→ Problem to solve: Transcribe the material exactly. Images do not belong in the copy.

→ Entries from a dataset:
══════════════════════════════
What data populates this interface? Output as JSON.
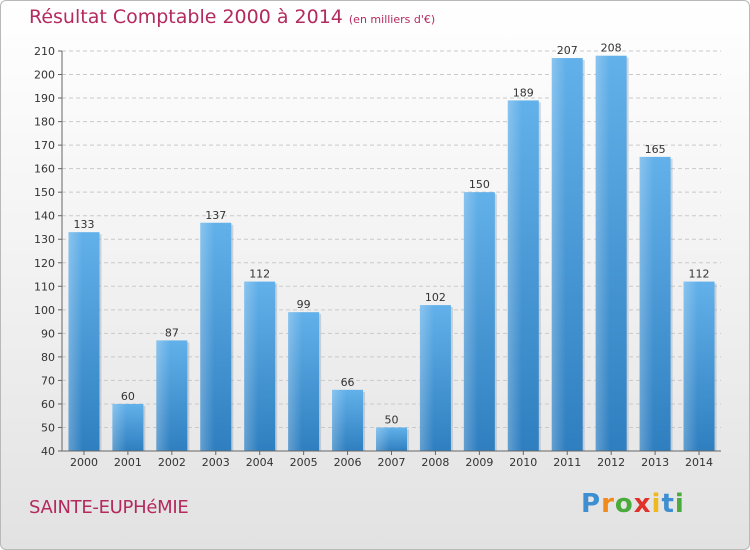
{
  "chart_data": {
    "type": "bar",
    "title": "Résultat Comptable 2000 à 2014",
    "subtitle": "(en milliers d'€)",
    "categories": [
      "2000",
      "2001",
      "2002",
      "2003",
      "2004",
      "2005",
      "2006",
      "2007",
      "2008",
      "2009",
      "2010",
      "2011",
      "2012",
      "2013",
      "2014"
    ],
    "values": [
      133,
      60,
      87,
      137,
      112,
      99,
      66,
      50,
      102,
      150,
      189,
      207,
      208,
      165,
      112
    ],
    "ylim": [
      40,
      210
    ],
    "yticks": [
      40,
      50,
      60,
      70,
      80,
      90,
      100,
      110,
      120,
      130,
      140,
      150,
      160,
      170,
      180,
      190,
      200,
      210
    ],
    "grid": true,
    "bar_color": "#4f9fdc",
    "xlabel": "",
    "ylabel": ""
  },
  "place_name": "SAINTE-EUPHéMIE",
  "logo": {
    "letters": [
      "P",
      "r",
      "o",
      "x",
      "i",
      "t",
      "i"
    ],
    "colors": [
      "#3d8fd1",
      "#f08a1c",
      "#4aaa3c",
      "#e0322b",
      "#f0b81c",
      "#3d8fd1",
      "#4aaa3c"
    ]
  },
  "colors": {
    "title": "#b4295e",
    "bar": "#4f9fdc"
  }
}
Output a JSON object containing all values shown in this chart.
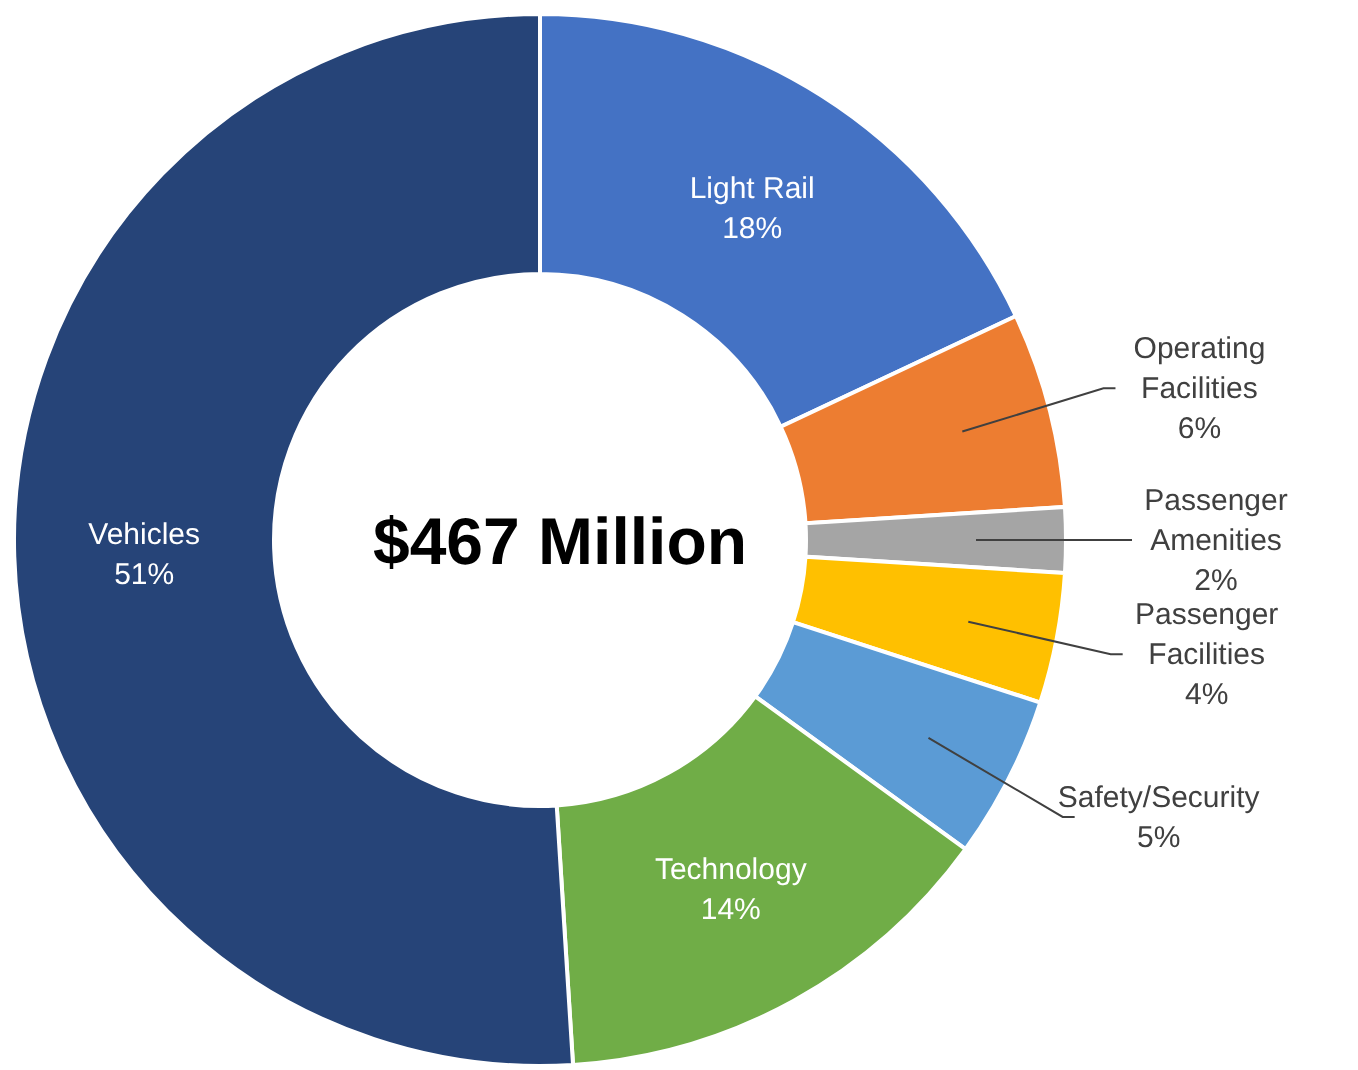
{
  "chart_data": {
    "type": "donut",
    "categories": [
      "Light Rail",
      "Operating Facilities",
      "Passenger Amenities",
      "Passenger Facilities",
      "Safety/Security",
      "Technology",
      "Vehicles"
    ],
    "values": [
      18,
      6,
      2,
      4,
      5,
      14,
      51
    ],
    "colors": [
      "#4472c4",
      "#ed7d31",
      "#a5a5a5",
      "#ffc000",
      "#5b9bd5",
      "#70ad47",
      "#264478"
    ],
    "value_labels": [
      "18%",
      "6%",
      "2%",
      "4%",
      "5%",
      "14%",
      "51%"
    ],
    "annotations": [
      "$467 Million"
    ]
  }
}
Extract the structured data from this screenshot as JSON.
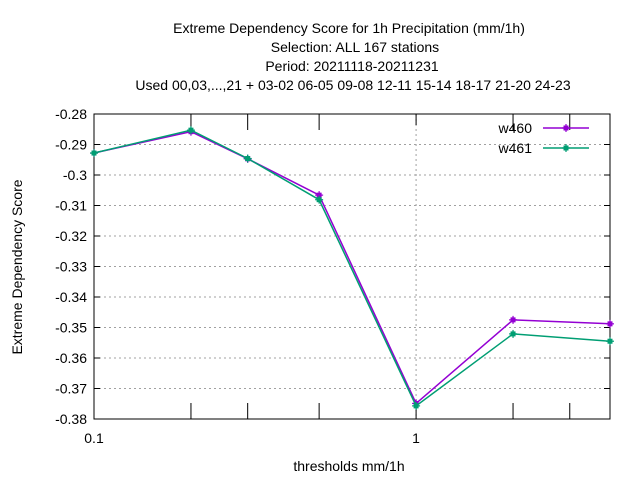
══════════════════════════════
→ Written answer:
What data populates this interface? Output as JSON.
{
  "chart_data": {
    "type": "bar",
    "title": "Résultat Comptable 2000 à 2014",
    "subtitle": "(en milliers d'€)",
    "categories": [
      "2000",
      "2001",
      "2002",
      "2003",
      "2004",
      "2005",
      "2006",
      "2007",
      "2008",
      "2009",
      "2010",
      "2011",
      "2012",
      "2013",
      "2014"
    ],
    "values": [
      133,
      60,
      87,
      137,
      112,
      99,
      66,
      50,
      102,
      150,
      189,
      207,
      208,
      165,
      112
    ],
    "ylim": [
      40,
      210
    ],
    "yticks": [
      40,
      50,
      60,
      70,
      80,
      90,
      100,
      110,
      120,
      130,
      140,
      150,
      160,
      170,
      180,
      190,
      200,
      210
    ],
    "grid": true,
    "bar_color": "#4f9fdc",
    "xlabel": "",
    "ylabel": ""
  },
  "place_name": "SAINTE-EUPHéMIE",
  "logo": {
    "letters": [
      "P",
      "r",
      "o",
      "x",
      "i",
      "t",
      "i"
    ],
    "colors": [
      "#3d8fd1",
      "#f08a1c",
      "#4aaa3c",
      "#e0322b",
      "#f0b81c",
      "#3d8fd1",
      "#4aaa3c"
    ]
  },
  "colors": {
    "title": "#b4295e",
    "bar": "#4f9fdc"
  }
}
Output a JSON object containing all values shown in this chart.
{
  "chart_data": {
    "type": "donut",
    "categories": [
      "Light Rail",
      "Operating Facilities",
      "Passenger Amenities",
      "Passenger Facilities",
      "Safety/Security",
      "Technology",
      "Vehicles"
    ],
    "values": [
      18,
      6,
      2,
      4,
      5,
      14,
      51
    ],
    "colors": [
      "#4472c4",
      "#ed7d31",
      "#a5a5a5",
      "#ffc000",
      "#5b9bd5",
      "#70ad47",
      "#264478"
    ],
    "value_labels": [
      "18%",
      "6%",
      "2%",
      "4%",
      "5%",
      "14%",
      "51%"
    ],
    "annotations": [
      "$467 Million"
    ]
  }
}
Extract the structured data from this screenshot as JSON.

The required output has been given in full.